§ PROVIDED ENTRIES:
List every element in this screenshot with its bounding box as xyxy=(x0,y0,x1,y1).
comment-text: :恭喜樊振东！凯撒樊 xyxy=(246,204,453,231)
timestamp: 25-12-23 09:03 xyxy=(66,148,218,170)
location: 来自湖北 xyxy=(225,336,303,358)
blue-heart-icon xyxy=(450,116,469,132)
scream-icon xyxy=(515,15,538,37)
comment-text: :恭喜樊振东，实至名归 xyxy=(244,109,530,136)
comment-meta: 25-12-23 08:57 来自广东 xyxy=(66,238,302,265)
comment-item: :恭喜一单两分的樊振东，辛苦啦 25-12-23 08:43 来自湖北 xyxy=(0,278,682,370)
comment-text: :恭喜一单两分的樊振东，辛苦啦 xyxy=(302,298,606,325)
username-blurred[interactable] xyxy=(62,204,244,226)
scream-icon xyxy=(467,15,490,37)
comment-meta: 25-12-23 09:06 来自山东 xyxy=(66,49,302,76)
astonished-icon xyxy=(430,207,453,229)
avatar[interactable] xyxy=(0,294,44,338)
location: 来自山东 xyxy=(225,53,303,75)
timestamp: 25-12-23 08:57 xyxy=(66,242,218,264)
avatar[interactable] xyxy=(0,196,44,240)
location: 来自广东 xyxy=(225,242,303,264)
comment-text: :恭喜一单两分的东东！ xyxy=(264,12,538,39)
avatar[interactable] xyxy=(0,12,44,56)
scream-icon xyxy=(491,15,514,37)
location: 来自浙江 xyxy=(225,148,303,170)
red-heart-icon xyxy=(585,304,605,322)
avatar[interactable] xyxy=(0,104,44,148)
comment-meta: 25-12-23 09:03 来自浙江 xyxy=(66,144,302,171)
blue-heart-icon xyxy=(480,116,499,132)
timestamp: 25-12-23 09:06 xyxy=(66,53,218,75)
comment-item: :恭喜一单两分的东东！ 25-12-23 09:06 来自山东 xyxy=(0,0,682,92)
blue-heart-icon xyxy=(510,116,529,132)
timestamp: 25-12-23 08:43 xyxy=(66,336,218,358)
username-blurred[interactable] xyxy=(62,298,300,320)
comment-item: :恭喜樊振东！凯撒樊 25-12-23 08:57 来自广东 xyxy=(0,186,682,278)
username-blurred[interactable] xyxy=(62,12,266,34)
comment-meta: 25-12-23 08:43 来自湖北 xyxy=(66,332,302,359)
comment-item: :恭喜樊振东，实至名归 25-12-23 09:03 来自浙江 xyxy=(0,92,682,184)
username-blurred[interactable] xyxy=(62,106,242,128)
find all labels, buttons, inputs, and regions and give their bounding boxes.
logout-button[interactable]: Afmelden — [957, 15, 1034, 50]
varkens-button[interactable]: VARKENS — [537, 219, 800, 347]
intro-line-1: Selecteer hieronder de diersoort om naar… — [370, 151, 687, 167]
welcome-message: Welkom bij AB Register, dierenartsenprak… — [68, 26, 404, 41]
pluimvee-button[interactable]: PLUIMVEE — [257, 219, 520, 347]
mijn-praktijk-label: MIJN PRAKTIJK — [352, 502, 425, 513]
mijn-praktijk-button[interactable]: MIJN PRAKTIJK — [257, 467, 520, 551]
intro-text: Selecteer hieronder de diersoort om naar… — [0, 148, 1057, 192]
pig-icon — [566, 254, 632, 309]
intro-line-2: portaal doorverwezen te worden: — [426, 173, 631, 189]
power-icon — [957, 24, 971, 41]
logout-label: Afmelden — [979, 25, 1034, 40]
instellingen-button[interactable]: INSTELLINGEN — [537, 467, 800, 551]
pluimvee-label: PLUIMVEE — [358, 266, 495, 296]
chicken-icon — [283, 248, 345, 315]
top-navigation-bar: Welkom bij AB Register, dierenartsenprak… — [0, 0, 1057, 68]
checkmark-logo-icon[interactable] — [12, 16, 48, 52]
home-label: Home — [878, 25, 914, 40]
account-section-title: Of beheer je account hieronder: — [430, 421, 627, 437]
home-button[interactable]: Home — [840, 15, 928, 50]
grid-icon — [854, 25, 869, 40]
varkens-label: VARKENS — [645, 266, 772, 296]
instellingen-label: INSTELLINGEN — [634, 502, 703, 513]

§ REQUIRED WORK:
Reproduce the items above verbatim, beginning with the first line and continuing through the line that contains "comment-item: :恭喜一单两分的樊振东，辛苦啦 25-12-23", both included.

§ REPLY TO THE TASK:
List every element in this screenshot with its bounding box as xyxy=(x0,y0,x1,y1).
comment-text: :恭喜樊振东！凯撒樊 xyxy=(246,204,453,231)
timestamp: 25-12-23 09:03 xyxy=(66,148,218,170)
location: 来自湖北 xyxy=(225,336,303,358)
blue-heart-icon xyxy=(450,116,469,132)
scream-icon xyxy=(515,15,538,37)
comment-text: :恭喜樊振东，实至名归 xyxy=(244,109,530,136)
comment-meta: 25-12-23 08:57 来自广东 xyxy=(66,238,302,265)
comment-item: :恭喜一单两分的樊振东，辛苦啦 25-12-23 08:43 来自湖北 xyxy=(0,278,682,370)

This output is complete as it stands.